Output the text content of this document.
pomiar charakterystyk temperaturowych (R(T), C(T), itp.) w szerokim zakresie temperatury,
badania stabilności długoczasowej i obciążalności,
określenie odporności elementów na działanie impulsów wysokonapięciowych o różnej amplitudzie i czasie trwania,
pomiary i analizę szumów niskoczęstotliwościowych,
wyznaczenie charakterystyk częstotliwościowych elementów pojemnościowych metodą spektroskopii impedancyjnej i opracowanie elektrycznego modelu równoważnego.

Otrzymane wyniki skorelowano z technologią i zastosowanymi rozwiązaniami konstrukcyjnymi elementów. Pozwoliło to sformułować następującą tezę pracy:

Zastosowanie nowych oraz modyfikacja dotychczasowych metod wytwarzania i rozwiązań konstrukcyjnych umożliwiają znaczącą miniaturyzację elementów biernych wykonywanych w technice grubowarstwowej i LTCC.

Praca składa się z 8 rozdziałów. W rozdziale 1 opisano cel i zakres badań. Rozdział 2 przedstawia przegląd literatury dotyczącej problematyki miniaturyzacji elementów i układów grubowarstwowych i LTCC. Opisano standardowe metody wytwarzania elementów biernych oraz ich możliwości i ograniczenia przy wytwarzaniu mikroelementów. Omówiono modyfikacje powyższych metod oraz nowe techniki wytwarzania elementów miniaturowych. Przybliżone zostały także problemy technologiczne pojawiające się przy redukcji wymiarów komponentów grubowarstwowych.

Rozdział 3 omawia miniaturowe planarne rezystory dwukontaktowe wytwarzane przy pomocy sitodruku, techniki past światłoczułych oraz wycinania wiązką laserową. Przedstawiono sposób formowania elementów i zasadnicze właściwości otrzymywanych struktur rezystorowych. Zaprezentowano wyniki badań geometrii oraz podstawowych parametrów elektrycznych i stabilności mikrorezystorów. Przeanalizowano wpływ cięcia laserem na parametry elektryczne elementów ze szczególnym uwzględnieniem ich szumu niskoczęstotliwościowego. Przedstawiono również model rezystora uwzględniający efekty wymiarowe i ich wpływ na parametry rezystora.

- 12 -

### To do
Reproduce the complete data exactly as presented above.

### Reply to the task
Output the text content of this document.
pomiar charakterystyk temperaturowych (R(T), C(T), itp.) w szerokim zakresie temperatury,
badania stabilności długoczasowej i obciążalności,
określenie odporności elementów na działanie impulsów wysokonapięciowych o różnej amplitudzie i czasie trwania,
pomiary i analizę szumów niskoczęstotliwościowych,
wyznaczenie charakterystyk częstotliwościowych elementów pojemnościowych metodą spektroskopii impedancyjnej i opracowanie elektrycznego modelu równoważnego.

Otrzymane wyniki skorelowano z technologią i zastosowanymi rozwiązaniami konstrukcyjnymi elementów. Pozwoliło to sformułować następującą tezę pracy:

Zastosowanie nowych oraz modyfikacja dotychczasowych metod wytwarzania i rozwiązań konstrukcyjnych umożliwiają znaczącą miniaturyzację elementów biernych wykonywanych w technice grubowarstwowej i LTCC.

Praca składa się z 8 rozdziałów. W rozdziale 1 opisano cel i zakres badań. Rozdział 2 przedstawia przegląd literatury dotyczącej problematyki miniaturyzacji elementów i układów grubowarstwowych i LTCC. Opisano standardowe metody wytwarzania elementów biernych oraz ich możliwości i ograniczenia przy wytwarzaniu mikroelementów. Omówiono modyfikacje powyższych metod oraz nowe techniki wytwarzania elementów miniaturowych. Przybliżone zostały także problemy technologiczne pojawiające się przy redukcji wymiarów komponentów grubowarstwowych.

Rozdział 3 omawia miniaturowe planarne rezystory dwukontaktowe wytwarzane przy pomocy sitodruku, techniki past światłoczułych oraz wycinania wiązką laserową. Przedstawiono sposób formowania elementów i zasadnicze właściwości otrzymywanych struktur rezystorowych. Zaprezentowano wyniki badań geometrii oraz podstawowych parametrów elektrycznych i stabilności mikrorezystorów. Przeanalizowano wpływ cięcia laserem na parametry elektryczne elementów ze szczególnym uwzględnieniem ich szumu niskoczęstotliwościowego. Przedstawiono również model rezystora uwzględniający efekty wymiarowe i ich wpływ na parametry rezystora.

- 12 -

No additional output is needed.